**PROVIDED RECORDS:**
□ □ □

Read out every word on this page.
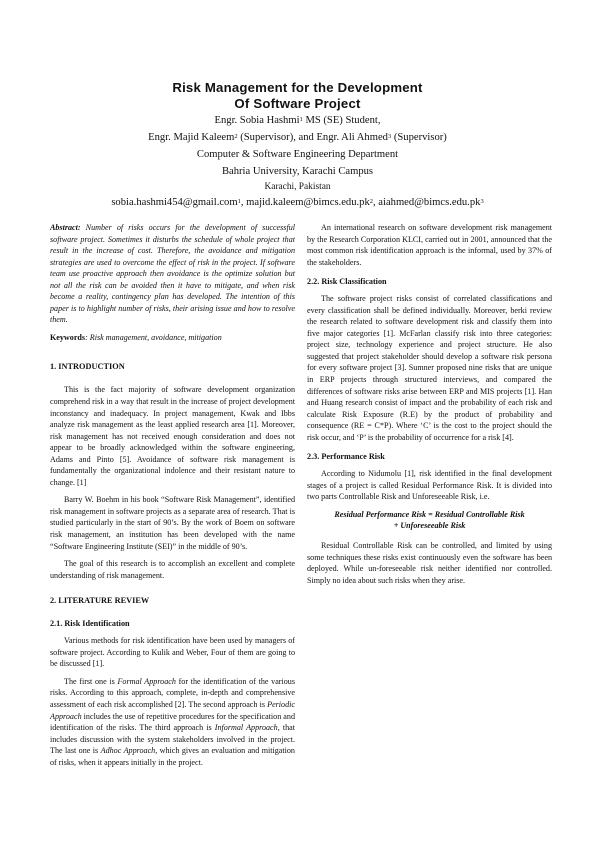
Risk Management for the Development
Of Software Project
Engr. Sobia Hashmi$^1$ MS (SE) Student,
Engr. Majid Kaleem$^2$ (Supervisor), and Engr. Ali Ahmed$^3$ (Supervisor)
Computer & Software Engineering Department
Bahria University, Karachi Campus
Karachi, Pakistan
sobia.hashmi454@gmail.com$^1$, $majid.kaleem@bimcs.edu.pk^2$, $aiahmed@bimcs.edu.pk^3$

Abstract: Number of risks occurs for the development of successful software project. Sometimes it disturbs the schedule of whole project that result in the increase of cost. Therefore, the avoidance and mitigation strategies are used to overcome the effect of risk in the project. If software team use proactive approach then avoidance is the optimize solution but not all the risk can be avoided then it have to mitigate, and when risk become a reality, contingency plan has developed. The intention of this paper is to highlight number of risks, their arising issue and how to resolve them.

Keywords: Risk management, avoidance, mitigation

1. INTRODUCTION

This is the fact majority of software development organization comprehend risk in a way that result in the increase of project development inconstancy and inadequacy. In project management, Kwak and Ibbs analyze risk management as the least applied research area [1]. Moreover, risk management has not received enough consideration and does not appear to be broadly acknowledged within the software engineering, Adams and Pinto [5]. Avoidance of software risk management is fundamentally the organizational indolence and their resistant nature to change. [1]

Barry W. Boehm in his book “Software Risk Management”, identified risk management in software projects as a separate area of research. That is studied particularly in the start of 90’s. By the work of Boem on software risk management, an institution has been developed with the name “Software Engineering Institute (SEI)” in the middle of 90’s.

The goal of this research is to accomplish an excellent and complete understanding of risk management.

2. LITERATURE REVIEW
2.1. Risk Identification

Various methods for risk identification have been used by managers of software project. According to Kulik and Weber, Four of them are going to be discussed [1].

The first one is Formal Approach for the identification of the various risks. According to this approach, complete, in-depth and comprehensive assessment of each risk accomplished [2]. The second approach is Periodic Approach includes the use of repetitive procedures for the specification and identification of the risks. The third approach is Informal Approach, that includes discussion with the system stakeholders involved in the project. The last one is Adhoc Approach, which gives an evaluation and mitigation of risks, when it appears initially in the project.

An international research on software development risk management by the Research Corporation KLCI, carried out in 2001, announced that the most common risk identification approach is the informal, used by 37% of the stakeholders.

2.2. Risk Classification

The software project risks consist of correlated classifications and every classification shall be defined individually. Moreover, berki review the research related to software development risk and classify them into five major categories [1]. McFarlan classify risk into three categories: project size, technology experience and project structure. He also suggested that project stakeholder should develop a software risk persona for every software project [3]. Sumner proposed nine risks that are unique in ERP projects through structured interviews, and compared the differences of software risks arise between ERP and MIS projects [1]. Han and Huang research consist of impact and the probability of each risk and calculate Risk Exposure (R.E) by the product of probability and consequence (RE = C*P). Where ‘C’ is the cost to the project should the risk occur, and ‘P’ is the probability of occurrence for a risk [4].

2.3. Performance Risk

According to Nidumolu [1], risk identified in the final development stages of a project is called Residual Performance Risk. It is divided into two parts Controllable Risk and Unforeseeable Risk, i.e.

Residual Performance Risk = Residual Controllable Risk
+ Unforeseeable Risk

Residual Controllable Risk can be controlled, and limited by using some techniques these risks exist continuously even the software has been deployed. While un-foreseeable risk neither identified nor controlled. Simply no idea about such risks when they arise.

□ □ □

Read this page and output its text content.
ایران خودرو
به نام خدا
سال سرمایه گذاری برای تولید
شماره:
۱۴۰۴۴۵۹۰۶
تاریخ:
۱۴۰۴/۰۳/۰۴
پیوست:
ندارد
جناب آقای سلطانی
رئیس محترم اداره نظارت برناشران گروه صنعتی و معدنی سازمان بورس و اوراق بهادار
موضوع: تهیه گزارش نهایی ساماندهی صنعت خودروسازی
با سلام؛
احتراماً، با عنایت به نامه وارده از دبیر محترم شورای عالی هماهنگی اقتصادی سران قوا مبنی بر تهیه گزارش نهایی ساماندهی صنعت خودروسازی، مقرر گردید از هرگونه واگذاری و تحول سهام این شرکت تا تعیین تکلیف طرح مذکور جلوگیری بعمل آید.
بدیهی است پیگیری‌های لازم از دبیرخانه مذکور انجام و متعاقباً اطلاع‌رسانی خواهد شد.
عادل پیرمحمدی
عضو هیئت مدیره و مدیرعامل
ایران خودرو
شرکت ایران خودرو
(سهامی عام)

□ □ □

**GIVEN TASK:**
Look through the entries above. Extract each line with the word "خودروسازی".

**EXERCISE RESULT:**
موضوع: تهیه گزارش نهایی ساماندهی صنعت خودروسازی
احتراماً، با عنایت به نامه وارده از دبیر محترم شورای عالی هماهنگی اقتصادی سران قوا مبنی بر تهیه گزارش نهایی ساماندهی صنعت خودروسازی، مقرر گردید از هرگونه واگذاری و تحول سهام این شرکت تا تعیین تکلیف طرح مذکور جلوگیری بعمل آید.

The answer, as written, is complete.